---------- STORED RECORDS
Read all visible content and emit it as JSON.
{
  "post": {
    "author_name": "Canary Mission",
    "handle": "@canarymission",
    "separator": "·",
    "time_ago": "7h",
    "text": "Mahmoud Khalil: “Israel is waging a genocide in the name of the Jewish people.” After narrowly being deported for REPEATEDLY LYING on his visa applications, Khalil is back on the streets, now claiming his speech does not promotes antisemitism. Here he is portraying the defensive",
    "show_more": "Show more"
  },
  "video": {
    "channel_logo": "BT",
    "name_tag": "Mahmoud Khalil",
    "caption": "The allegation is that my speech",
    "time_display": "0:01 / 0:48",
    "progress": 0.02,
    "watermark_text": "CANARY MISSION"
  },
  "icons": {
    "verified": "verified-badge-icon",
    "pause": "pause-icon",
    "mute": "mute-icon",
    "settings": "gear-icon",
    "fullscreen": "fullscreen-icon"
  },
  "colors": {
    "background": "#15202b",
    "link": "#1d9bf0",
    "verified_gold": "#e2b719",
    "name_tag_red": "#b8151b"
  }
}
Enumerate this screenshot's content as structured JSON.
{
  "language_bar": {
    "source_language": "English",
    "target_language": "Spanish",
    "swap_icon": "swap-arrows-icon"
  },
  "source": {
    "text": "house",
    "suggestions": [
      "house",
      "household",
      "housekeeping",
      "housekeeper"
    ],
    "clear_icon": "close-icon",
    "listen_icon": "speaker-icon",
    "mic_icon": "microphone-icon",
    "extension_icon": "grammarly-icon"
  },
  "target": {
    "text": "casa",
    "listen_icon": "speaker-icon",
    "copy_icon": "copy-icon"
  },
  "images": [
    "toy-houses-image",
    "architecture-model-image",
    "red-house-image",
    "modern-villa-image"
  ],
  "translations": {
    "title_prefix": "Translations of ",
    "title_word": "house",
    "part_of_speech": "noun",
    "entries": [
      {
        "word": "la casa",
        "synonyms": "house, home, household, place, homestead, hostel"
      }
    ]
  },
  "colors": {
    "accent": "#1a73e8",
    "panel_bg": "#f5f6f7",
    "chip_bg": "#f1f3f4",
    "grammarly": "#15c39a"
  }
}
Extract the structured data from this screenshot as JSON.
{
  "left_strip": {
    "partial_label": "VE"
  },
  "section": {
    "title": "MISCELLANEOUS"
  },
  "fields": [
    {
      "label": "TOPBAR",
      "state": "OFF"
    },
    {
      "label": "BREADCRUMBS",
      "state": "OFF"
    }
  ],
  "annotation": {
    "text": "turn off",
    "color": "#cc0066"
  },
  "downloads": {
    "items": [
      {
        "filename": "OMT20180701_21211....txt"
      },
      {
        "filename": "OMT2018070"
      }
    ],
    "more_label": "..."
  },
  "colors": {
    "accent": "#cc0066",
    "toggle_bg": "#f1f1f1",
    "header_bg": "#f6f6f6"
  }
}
--------------------
---------- STORED RECORDS
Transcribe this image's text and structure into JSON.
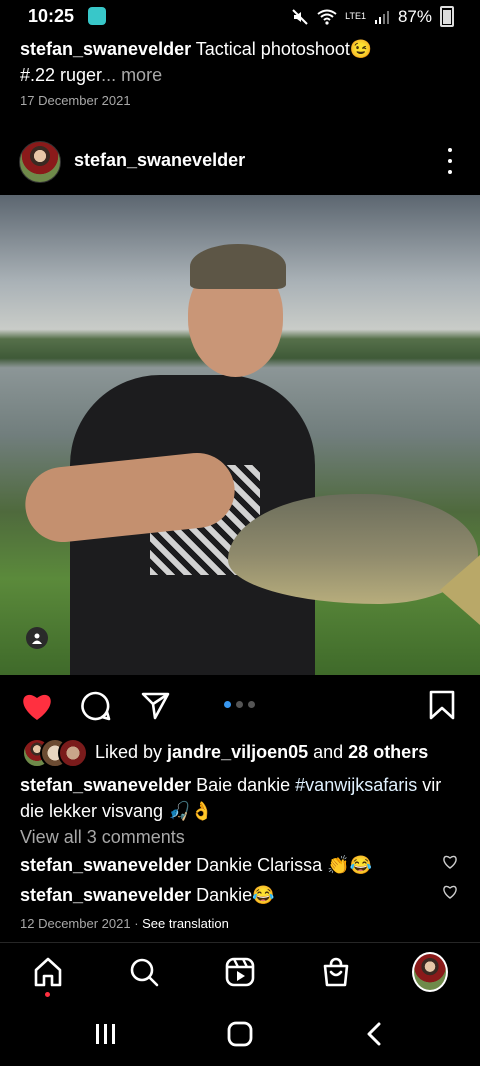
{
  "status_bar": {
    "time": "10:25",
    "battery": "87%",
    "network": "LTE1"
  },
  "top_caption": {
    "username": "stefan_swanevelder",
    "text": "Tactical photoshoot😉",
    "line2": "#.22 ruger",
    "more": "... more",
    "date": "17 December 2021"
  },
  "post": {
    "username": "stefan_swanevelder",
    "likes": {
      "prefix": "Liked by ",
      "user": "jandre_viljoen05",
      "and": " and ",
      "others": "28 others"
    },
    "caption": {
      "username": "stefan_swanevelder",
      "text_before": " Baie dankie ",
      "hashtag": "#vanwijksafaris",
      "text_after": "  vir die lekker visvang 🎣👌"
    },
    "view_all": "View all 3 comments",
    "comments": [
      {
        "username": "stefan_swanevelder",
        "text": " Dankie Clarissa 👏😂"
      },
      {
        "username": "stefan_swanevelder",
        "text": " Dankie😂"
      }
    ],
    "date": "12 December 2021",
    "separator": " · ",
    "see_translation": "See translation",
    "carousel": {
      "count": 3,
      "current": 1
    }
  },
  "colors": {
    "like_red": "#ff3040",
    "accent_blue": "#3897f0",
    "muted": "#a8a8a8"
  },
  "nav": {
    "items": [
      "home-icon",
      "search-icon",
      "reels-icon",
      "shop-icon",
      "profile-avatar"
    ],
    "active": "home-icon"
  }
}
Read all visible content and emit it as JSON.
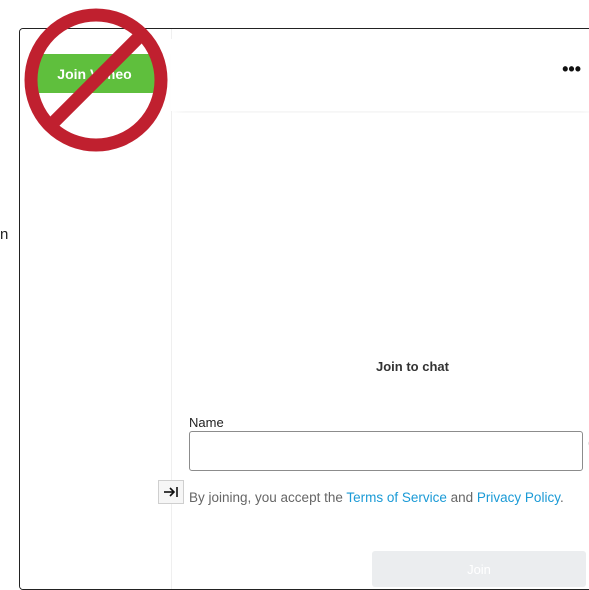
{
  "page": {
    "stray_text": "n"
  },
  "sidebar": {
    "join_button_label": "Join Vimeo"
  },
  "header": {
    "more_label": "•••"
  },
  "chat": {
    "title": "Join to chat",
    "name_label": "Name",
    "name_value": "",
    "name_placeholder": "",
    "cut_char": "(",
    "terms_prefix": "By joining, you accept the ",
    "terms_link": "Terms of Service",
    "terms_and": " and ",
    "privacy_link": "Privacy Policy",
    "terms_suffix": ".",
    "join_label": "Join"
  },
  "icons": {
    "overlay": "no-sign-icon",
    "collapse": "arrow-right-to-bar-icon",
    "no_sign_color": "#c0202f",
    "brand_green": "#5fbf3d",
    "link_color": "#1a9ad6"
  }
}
--------------------
Give the number of lines in the listing above that contain "household", and nothing else.

REPLY TO THE TASK: 2